▸ **Requirement**:
Copy the records word for word, starting with their first line and going on through the line containing "tool-dropdown-caret-icon[interactable]: ▾ —". Include both of those lines and nothing beyond them.

▸ **Data section**:
________________________
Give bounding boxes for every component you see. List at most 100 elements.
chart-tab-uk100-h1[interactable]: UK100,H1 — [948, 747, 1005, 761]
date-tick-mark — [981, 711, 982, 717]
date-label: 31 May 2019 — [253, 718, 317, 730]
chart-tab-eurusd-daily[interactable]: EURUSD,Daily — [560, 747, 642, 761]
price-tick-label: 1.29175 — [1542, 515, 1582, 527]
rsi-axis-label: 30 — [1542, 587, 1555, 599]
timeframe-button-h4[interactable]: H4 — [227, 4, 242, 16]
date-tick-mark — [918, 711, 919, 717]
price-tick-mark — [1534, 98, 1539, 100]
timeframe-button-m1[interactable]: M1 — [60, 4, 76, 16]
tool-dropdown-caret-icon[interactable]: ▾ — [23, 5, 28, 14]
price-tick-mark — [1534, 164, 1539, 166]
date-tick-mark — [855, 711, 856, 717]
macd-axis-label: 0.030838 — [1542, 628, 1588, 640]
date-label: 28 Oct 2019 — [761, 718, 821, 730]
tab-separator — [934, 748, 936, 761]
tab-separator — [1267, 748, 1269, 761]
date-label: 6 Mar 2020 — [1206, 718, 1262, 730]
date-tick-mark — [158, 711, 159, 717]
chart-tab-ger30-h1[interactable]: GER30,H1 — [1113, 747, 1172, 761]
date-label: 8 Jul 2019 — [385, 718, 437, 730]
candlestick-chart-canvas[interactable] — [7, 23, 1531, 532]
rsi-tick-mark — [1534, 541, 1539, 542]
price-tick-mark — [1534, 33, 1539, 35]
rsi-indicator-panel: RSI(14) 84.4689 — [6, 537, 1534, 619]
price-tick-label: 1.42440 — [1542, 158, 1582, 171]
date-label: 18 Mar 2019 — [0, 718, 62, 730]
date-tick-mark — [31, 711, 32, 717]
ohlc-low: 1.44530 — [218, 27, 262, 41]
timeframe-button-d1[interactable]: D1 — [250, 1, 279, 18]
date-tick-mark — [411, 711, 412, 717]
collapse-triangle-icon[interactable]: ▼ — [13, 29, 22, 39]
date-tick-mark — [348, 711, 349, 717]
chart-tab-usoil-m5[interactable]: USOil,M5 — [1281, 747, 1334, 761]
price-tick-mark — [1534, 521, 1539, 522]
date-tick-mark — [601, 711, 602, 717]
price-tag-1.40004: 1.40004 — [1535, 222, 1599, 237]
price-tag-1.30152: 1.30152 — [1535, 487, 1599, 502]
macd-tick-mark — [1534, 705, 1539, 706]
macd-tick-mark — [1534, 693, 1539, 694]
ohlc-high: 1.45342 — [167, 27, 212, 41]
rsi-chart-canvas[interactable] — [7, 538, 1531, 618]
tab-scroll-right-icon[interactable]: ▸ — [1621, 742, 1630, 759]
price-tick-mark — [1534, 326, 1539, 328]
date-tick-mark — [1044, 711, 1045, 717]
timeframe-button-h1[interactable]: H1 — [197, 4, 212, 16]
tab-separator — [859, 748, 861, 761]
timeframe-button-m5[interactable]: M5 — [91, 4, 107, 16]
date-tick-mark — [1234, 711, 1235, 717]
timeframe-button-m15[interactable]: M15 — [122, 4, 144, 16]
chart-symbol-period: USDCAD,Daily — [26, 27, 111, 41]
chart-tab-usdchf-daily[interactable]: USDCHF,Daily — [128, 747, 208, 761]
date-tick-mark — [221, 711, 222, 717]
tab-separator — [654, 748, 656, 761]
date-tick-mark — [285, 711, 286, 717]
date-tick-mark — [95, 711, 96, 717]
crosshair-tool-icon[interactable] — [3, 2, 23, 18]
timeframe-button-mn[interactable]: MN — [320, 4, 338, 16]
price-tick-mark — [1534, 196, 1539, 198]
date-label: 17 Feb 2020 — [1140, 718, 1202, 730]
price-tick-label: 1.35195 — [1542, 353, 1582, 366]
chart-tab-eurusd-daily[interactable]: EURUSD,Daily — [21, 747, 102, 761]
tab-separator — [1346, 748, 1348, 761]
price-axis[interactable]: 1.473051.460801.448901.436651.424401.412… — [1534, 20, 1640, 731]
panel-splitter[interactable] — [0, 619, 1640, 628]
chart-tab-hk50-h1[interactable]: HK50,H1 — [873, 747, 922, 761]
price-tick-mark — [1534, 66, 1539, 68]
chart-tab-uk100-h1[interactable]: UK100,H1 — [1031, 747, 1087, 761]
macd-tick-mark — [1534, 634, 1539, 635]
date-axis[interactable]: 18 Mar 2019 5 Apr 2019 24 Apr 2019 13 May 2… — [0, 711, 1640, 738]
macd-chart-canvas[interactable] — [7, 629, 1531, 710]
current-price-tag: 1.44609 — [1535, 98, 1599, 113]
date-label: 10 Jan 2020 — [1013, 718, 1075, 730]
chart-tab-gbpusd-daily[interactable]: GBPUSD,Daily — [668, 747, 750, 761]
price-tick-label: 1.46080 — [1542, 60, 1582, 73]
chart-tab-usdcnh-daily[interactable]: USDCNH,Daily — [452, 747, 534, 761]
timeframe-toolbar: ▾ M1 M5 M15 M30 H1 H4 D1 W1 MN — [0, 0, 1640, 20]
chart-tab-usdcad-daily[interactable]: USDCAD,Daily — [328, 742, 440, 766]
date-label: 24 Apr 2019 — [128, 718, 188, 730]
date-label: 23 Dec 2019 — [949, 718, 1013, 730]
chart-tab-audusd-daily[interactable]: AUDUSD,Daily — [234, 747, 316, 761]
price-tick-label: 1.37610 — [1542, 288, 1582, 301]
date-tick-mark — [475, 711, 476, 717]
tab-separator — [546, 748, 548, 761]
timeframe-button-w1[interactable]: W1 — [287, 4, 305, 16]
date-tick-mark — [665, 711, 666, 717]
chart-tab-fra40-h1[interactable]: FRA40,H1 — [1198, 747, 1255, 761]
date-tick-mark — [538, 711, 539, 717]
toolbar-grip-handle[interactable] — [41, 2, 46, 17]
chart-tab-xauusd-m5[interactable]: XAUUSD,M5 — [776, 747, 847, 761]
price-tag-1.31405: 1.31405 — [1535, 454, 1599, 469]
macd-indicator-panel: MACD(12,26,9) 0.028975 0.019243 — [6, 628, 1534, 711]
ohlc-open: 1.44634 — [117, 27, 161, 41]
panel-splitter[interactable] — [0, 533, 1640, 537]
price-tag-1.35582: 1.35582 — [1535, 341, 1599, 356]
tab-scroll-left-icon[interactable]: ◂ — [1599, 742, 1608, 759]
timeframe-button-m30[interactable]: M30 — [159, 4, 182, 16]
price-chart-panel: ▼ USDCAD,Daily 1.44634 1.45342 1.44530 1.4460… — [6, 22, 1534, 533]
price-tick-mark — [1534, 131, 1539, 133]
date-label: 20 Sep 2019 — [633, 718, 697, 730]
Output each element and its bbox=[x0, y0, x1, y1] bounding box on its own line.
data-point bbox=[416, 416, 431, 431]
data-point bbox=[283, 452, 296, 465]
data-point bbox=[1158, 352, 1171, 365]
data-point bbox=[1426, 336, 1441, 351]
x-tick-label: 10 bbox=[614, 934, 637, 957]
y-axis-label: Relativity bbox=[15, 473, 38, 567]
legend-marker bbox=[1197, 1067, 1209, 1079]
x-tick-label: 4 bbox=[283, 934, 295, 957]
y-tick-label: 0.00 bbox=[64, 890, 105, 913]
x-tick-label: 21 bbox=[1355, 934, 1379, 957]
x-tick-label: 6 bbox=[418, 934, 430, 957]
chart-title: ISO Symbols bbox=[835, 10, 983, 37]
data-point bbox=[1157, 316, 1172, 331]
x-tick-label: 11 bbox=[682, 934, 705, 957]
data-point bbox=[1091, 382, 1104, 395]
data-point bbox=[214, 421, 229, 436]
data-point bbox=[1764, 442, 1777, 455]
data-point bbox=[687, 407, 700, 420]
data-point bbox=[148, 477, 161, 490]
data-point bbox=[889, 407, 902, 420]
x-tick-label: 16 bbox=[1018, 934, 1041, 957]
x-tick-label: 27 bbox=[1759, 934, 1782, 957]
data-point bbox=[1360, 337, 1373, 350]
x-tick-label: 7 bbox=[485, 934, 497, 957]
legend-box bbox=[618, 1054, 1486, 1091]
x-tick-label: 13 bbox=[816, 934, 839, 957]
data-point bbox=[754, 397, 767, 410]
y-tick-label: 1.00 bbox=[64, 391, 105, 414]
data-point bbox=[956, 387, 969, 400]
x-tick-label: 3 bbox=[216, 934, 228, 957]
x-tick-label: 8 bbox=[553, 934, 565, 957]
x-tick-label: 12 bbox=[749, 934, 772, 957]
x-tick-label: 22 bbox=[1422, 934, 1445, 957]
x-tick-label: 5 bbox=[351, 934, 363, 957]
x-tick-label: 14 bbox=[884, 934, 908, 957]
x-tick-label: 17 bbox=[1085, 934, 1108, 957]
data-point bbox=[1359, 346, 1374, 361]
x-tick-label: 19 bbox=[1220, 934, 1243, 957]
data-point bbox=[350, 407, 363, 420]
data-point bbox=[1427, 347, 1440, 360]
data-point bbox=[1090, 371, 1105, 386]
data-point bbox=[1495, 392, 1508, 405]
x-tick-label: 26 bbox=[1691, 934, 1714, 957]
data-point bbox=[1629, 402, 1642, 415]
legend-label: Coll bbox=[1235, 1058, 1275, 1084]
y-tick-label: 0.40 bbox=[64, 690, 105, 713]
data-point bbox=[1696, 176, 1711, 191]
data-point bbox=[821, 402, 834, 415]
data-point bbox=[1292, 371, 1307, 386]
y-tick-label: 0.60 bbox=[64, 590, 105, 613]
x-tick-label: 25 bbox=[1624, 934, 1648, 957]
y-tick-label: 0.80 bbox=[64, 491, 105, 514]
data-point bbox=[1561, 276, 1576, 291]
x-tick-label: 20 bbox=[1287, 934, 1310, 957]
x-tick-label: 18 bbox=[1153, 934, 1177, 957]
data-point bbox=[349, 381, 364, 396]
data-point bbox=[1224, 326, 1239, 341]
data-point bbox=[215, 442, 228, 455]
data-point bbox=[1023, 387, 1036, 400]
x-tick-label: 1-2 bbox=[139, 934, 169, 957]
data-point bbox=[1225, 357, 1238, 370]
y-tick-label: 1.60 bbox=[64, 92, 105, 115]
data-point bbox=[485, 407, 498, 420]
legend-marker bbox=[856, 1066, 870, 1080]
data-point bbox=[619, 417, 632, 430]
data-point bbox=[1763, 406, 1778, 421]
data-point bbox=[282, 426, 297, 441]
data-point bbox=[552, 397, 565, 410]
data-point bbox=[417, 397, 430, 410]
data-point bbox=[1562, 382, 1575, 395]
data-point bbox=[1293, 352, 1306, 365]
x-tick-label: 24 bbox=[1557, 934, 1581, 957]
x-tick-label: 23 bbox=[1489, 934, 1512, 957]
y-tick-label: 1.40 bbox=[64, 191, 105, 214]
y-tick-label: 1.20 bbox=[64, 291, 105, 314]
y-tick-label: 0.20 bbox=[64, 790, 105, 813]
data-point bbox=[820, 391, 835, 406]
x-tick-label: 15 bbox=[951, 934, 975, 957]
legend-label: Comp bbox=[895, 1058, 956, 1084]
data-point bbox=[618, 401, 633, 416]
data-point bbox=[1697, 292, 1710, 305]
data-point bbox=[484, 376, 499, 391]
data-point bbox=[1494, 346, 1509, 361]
________________________
▸ **Completed task**:
Give bounding boxes for every component you see. List at most 100 elements.
chart-tab-uk100-h1[interactable]: UK100,H1 — [948, 747, 1005, 761]
date-tick-mark — [981, 711, 982, 717]
date-label: 31 May 2019 — [253, 718, 317, 730]
chart-tab-eurusd-daily[interactable]: EURUSD,Daily — [560, 747, 642, 761]
price-tick-label: 1.29175 — [1542, 515, 1582, 527]
rsi-axis-label: 30 — [1542, 587, 1555, 599]
timeframe-button-h4[interactable]: H4 — [227, 4, 242, 16]
date-tick-mark — [918, 711, 919, 717]
price-tick-mark — [1534, 98, 1539, 100]
timeframe-button-m1[interactable]: M1 — [60, 4, 76, 16]
tool-dropdown-caret-icon[interactable]: ▾ — [23, 5, 28, 14]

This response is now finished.